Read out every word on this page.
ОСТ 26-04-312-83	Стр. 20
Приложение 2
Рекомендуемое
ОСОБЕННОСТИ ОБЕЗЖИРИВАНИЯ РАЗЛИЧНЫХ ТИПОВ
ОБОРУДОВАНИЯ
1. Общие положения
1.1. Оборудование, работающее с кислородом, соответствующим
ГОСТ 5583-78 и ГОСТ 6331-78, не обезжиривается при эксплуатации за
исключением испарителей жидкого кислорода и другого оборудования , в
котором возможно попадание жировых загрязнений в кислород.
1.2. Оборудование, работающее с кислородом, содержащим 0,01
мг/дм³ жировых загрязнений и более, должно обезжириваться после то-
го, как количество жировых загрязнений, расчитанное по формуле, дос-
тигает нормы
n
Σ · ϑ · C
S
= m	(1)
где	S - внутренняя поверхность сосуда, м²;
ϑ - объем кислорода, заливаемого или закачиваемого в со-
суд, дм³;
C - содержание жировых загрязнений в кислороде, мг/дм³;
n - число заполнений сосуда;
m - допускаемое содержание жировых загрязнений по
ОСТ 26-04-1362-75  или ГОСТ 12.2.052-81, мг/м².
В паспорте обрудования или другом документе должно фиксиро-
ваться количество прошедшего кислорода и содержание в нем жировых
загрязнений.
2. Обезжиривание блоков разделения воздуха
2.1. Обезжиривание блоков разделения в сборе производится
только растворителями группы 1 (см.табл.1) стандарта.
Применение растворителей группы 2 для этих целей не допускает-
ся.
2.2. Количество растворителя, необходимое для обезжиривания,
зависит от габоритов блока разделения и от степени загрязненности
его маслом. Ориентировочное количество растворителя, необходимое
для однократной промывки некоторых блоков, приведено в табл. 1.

What you are asked to do:
All of the material must be reproduced exactly.

Solved problem:
Read out every word on this page.
ОСТ 26-04-312-83	Стр. 20
Приложение 2
Рекомендуемое
ОСОБЕННОСТИ ОБЕЗЖИРИВАНИЯ РАЗЛИЧНЫХ ТИПОВ
ОБОРУДОВАНИЯ
1. Общие положения
1.1. Оборудование, работающее с кислородом, соответствующим
ГОСТ 5583-78 и ГОСТ 6331-78, не обезжиривается при эксплуатации за
исключением испарителей жидкого кислорода и другого оборудования , в
котором возможно попадание жировых загрязнений в кислород.
1.2. Оборудование, работающее с кислородом, содержащим 0,01
мг/дм³ жировых загрязнений и более, должно обезжириваться после то-
го, как количество жировых загрязнений, расчитанное по формуле, дос-
тигает нормы
n
Σ · ϑ · C
S
= m	(1)
где	S - внутренняя поверхность сосуда, м²;
ϑ - объем кислорода, заливаемого или закачиваемого в со-
суд, дм³;
C - содержание жировых загрязнений в кислороде, мг/дм³;
n - число заполнений сосуда;
m - допускаемое содержание жировых загрязнений по
ОСТ 26-04-1362-75  или ГОСТ 12.2.052-81, мг/м².
В паспорте обрудования или другом документе должно фиксиро-
ваться количество прошедшего кислорода и содержание в нем жировых
загрязнений.
2. Обезжиривание блоков разделения воздуха
2.1. Обезжиривание блоков разделения в сборе производится
только растворителями группы 1 (см.табл.1) стандарта.
Применение растворителей группы 2 для этих целей не допускает-
ся.
2.2. Количество растворителя, необходимое для обезжиривания,
зависит от габоритов блока разделения и от степени загрязненности
его маслом. Ориентировочное количество растворителя, необходимое
для однократной промывки некоторых блоков, приведено в табл. 1.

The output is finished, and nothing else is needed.